Task brief
Repeat the material in full. Keep every line exactly as it is.

Information shown
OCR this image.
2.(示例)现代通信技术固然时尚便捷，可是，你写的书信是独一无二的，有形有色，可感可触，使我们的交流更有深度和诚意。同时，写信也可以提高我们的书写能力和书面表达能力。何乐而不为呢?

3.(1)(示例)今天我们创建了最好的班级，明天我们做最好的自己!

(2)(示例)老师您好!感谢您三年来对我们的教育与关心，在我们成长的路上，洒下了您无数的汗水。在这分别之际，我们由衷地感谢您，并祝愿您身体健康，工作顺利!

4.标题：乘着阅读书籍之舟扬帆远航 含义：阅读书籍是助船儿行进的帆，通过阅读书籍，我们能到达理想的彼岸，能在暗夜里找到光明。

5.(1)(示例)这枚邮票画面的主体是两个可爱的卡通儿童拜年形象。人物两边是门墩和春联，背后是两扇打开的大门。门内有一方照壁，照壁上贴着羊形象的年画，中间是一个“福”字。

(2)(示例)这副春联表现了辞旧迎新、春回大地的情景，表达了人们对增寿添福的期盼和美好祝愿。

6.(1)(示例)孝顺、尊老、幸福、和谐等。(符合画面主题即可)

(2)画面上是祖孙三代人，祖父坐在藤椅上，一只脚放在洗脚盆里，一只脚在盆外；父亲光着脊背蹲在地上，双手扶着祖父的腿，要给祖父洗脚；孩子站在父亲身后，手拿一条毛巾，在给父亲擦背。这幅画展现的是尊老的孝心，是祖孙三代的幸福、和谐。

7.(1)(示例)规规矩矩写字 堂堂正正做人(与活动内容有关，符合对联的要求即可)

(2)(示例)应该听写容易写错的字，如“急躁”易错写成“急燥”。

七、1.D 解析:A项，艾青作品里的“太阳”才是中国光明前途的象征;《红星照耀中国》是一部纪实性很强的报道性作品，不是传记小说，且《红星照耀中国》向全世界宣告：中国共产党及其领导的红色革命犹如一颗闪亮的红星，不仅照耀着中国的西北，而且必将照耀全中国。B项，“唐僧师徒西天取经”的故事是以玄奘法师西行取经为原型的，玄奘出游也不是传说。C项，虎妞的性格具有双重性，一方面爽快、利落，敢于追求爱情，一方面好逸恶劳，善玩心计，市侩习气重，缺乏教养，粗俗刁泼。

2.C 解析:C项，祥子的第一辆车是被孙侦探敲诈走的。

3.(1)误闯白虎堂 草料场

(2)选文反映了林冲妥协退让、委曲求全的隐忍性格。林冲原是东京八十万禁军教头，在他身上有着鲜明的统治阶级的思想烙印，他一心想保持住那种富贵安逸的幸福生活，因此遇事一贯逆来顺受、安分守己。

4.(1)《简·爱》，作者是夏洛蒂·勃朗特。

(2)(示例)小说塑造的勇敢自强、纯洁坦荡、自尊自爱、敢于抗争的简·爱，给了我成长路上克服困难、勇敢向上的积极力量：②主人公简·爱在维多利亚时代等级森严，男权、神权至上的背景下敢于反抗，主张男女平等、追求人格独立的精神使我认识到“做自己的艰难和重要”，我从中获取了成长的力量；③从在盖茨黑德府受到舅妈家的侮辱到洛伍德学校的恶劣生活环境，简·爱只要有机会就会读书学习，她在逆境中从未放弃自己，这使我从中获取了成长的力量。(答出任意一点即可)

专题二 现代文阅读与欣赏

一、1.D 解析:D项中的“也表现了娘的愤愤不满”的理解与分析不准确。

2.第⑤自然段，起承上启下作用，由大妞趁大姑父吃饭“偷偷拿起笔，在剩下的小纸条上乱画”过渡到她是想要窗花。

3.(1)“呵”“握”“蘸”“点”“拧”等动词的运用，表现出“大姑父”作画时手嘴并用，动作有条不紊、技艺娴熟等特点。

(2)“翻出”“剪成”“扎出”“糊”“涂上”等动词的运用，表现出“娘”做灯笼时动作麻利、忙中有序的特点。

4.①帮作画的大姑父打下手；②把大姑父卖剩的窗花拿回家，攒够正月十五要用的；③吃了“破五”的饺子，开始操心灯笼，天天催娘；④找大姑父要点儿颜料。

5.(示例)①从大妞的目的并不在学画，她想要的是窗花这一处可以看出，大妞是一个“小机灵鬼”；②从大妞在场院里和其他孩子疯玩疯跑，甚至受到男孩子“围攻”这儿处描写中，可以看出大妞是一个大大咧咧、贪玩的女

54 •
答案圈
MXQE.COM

Answer for this exercise
OCR this image.
2.(示例)现代通信技术固然时尚便捷，可是，你写的书信是独一无二的，有形有色，可感可触，使我们的交流更有深度和诚意。同时，写信也可以提高我们的书写能力和书面表达能力。何乐而不为呢?

3.(1)(示例)今天我们创建了最好的班级，明天我们做最好的自己!

(2)(示例)老师您好!感谢您三年来对我们的教育与关心，在我们成长的路上，洒下了您无数的汗水。在这分别之际，我们由衷地感谢您，并祝愿您身体健康，工作顺利!

4.标题：乘着阅读书籍之舟扬帆远航 含义：阅读书籍是助船儿行进的帆，通过阅读书籍，我们能到达理想的彼岸，能在暗夜里找到光明。

5.(1)(示例)这枚邮票画面的主体是两个可爱的卡通儿童拜年形象。人物两边是门墩和春联，背后是两扇打开的大门。门内有一方照壁，照壁上贴着羊形象的年画，中间是一个“福”字。

(2)(示例)这副春联表现了辞旧迎新、春回大地的情景，表达了人们对增寿添福的期盼和美好祝愿。

6.(1)(示例)孝顺、尊老、幸福、和谐等。(符合画面主题即可)

(2)画面上是祖孙三代人，祖父坐在藤椅上，一只脚放在洗脚盆里，一只脚在盆外；父亲光着脊背蹲在地上，双手扶着祖父的腿，要给祖父洗脚；孩子站在父亲身后，手拿一条毛巾，在给父亲擦背。这幅画展现的是尊老的孝心，是祖孙三代的幸福、和谐。

7.(1)(示例)规规矩矩写字 堂堂正正做人(与活动内容有关，符合对联的要求即可)

(2)(示例)应该听写容易写错的字，如“急躁”易错写成“急燥”。

七、1.D 解析:A项，艾青作品里的“太阳”才是中国光明前途的象征;《红星照耀中国》是一部纪实性很强的报道性作品，不是传记小说，且《红星照耀中国》向全世界宣告：中国共产党及其领导的红色革命犹如一颗闪亮的红星，不仅照耀着中国的西北，而且必将照耀全中国。B项，“唐僧师徒西天取经”的故事是以玄奘法师西行取经为原型的，玄奘出游也不是传说。C项，虎妞的性格具有双重性，一方面爽快、利落，敢于追求爱情，一方面好逸恶劳，善玩心计，市侩习气重，缺乏教养，粗俗刁泼。

2.C 解析:C项，祥子的第一辆车是被孙侦探敲诈走的。

3.(1)误闯白虎堂 草料场

(2)选文反映了林冲妥协退让、委曲求全的隐忍性格。林冲原是东京八十万禁军教头，在他身上有着鲜明的统治阶级的思想烙印，他一心想保持住那种富贵安逸的幸福生活，因此遇事一贯逆来顺受、安分守己。

4.(1)《简·爱》，作者是夏洛蒂·勃朗特。

(2)(示例)小说塑造的勇敢自强、纯洁坦荡、自尊自爱、敢于抗争的简·爱，给了我成长路上克服困难、勇敢向上的积极力量：②主人公简·爱在维多利亚时代等级森严，男权、神权至上的背景下敢于反抗，主张男女平等、追求人格独立的精神使我认识到“做自己的艰难和重要”，我从中获取了成长的力量；③从在盖茨黑德府受到舅妈家的侮辱到洛伍德学校的恶劣生活环境，简·爱只要有机会就会读书学习，她在逆境中从未放弃自己，这使我从中获取了成长的力量。(答出任意一点即可)

专题二 现代文阅读与欣赏

一、1.D 解析:D项中的“也表现了娘的愤愤不满”的理解与分析不准确。

2.第⑤自然段，起承上启下作用，由大妞趁大姑父吃饭“偷偷拿起笔，在剩下的小纸条上乱画”过渡到她是想要窗花。

3.(1)“呵”“握”“蘸”“点”“拧”等动词的运用，表现出“大姑父”作画时手嘴并用，动作有条不紊、技艺娴熟等特点。

(2)“翻出”“剪成”“扎出”“糊”“涂上”等动词的运用，表现出“娘”做灯笼时动作麻利、忙中有序的特点。

4.①帮作画的大姑父打下手；②把大姑父卖剩的窗花拿回家，攒够正月十五要用的；③吃了“破五”的饺子，开始操心灯笼，天天催娘；④找大姑父要点儿颜料。

5.(示例)①从大妞的目的并不在学画，她想要的是窗花这一处可以看出，大妞是一个“小机灵鬼”；②从大妞在场院里和其他孩子疯玩疯跑，甚至受到男孩子“围攻”这儿处描写中，可以看出大妞是一个大大咧咧、贪玩的女

54 •
答案圈
MXQE.COM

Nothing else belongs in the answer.